◆ **INSTRUCTIONS FOR THE TASK**
Reproduce each of the records below word for word, leaving every line unchanged.

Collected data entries

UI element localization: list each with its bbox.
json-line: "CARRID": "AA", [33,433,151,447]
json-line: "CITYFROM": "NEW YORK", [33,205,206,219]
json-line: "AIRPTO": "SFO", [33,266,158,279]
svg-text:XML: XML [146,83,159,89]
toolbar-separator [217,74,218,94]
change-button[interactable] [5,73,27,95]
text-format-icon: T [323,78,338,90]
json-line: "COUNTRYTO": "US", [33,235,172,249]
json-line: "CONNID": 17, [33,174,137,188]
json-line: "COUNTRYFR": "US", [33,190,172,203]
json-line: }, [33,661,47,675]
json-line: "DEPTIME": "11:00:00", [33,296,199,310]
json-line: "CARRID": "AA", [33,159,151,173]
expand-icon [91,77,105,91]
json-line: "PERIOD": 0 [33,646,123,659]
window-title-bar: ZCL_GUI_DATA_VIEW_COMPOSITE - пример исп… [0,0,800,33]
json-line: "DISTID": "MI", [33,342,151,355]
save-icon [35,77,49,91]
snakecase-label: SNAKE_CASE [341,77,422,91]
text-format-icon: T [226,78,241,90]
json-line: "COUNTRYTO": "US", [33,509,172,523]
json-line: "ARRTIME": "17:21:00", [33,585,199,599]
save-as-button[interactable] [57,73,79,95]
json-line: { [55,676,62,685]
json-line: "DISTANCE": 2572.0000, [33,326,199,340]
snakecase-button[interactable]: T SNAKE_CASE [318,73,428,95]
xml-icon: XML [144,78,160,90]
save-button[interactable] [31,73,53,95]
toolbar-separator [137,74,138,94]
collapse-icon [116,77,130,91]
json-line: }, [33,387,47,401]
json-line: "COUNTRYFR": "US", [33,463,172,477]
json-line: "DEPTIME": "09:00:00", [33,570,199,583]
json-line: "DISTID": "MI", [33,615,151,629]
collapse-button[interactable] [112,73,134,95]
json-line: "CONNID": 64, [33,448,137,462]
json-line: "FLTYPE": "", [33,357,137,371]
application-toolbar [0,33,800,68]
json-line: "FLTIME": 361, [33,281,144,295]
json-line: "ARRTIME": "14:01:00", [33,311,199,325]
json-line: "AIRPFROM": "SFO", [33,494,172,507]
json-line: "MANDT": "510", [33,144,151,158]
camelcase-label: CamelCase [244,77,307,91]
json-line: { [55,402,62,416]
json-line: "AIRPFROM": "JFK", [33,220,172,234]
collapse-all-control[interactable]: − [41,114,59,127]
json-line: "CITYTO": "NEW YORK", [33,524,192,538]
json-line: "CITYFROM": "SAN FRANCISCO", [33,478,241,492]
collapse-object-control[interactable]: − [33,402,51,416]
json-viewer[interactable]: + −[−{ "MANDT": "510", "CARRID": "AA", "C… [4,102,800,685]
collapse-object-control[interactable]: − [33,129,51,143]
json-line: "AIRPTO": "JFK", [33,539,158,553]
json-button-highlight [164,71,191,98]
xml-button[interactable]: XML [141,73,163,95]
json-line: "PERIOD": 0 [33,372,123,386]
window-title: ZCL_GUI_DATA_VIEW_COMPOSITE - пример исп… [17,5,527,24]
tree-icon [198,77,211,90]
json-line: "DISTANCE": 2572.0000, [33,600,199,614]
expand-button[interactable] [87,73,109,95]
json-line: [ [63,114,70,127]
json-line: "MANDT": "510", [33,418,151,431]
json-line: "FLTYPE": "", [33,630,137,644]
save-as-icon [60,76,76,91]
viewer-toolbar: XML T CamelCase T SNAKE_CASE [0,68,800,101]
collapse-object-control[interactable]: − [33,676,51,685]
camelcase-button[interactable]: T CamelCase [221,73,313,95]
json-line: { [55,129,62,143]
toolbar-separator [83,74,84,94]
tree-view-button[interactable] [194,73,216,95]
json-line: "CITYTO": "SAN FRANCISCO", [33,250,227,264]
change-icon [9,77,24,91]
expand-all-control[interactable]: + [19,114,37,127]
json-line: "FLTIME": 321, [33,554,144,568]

◆ **EXERCISE OUTPUT**
UI element localization: list each with its bbox.
json-line: "CARRID": "AA", [33,433,151,447]
json-line: "CITYFROM": "NEW YORK", [33,205,206,219]
json-line: "AIRPTO": "SFO", [33,266,158,279]
svg-text:XML: XML [146,83,159,89]
toolbar-separator [217,74,218,94]
change-button[interactable] [5,73,27,95]
text-format-icon: T [323,78,338,90]
json-line: "COUNTRYTO": "US", [33,235,172,249]
json-line: "CONNID": 17, [33,174,137,188]
json-line: "COUNTRYFR": "US", [33,190,172,203]
json-line: }, [33,661,47,675]
json-line: "DEPTIME": "11:00:00", [33,296,199,310]
json-line: "CARRID": "AA", [33,159,151,173]
expand-icon [91,77,105,91]
json-line: "PERIOD": 0 [33,646,123,659]
window-title-bar: ZCL_GUI_DATA_VIEW_COMPOSITE - пример исп… [0,0,800,33]
json-line: "DISTID": "MI", [33,342,151,355]
save-icon [35,77,49,91]
snakecase-label: SNAKE_CASE [341,77,422,91]
text-format-icon: T [226,78,241,90]
json-line: "COUNTRYTO": "US", [33,509,172,523]
json-line: "ARRTIME": "17:21:00", [33,585,199,599]
save-as-button[interactable] [57,73,79,95]
json-line: { [55,676,62,685]
json-line: "DISTANCE": 2572.0000, [33,326,199,340]
snakecase-button[interactable]: T SNAKE_CASE [318,73,428,95]
xml-icon: XML [144,78,160,90]
save-button[interactable] [31,73,53,95]
toolbar-separator [137,74,138,94]
collapse-icon [116,77,130,91]
json-line: }, [33,387,47,401]
json-line: "COUNTRYFR": "US", [33,463,172,477]
json-line: "DEPTIME": "09:00:00", [33,570,199,583]
json-line: "DISTID": "MI", [33,615,151,629]
collapse-button[interactable] [112,73,134,95]
json-line: "CONNID": 64, [33,448,137,462]
json-line: "FLTYPE": "", [33,357,137,371]
application-toolbar [0,33,800,68]
json-line: "FLTIME": 361, [33,281,144,295]
json-line: "ARRTIME": "14:01:00", [33,311,199,325]
json-line: "AIRPFROM": "SFO", [33,494,172,507]
json-line: "MANDT": "510", [33,144,151,158]
camelcase-label: CamelCase [244,77,307,91]
json-line: { [55,402,62,416]
json-line: "AIRPFROM": "JFK", [33,220,172,234]
collapse-all-control[interactable]: − [41,114,59,127]
json-line: "CITYTO": "NEW YORK", [33,524,192,538]
json-line: "CITYFROM": "SAN FRANCISCO", [33,478,241,492]
collapse-object-control[interactable]: − [33,402,51,416]
json-viewer[interactable]: + −[−{ "MANDT": "510", "CARRID": "AA", "C… [4,102,800,685]
collapse-object-control[interactable]: − [33,129,51,143]
json-line: "AIRPTO": "JFK", [33,539,158,553]
json-button-highlight [164,71,191,98]
xml-button[interactable]: XML [141,73,163,95]
json-line: "PERIOD": 0 [33,372,123,386]
window-title: ZCL_GUI_DATA_VIEW_COMPOSITE - пример исп… [17,5,527,24]
tree-icon [198,77,211,90]
json-line: "DISTANCE": 2572.0000, [33,600,199,614]
expand-button[interactable] [87,73,109,95]
json-line: [ [63,114,70,127]
json-line: "MANDT": "510", [33,418,151,431]
json-line: "FLTYPE": "", [33,630,137,644]
save-as-icon [60,76,76,91]
viewer-toolbar: XML T CamelCase T SNAKE_CASE [0,68,800,101]
collapse-object-control[interactable]: − [33,676,51,685]
camelcase-button[interactable]: T CamelCase [221,73,313,95]
json-line: { [55,129,62,143]
toolbar-separator [83,74,84,94]
tree-view-button[interactable] [194,73,216,95]
json-line: "CITYTO": "SAN FRANCISCO", [33,250,227,264]
change-icon [9,77,24,91]
expand-all-control[interactable]: + [19,114,37,127]
json-line: "FLTIME": 321, [33,554,144,568]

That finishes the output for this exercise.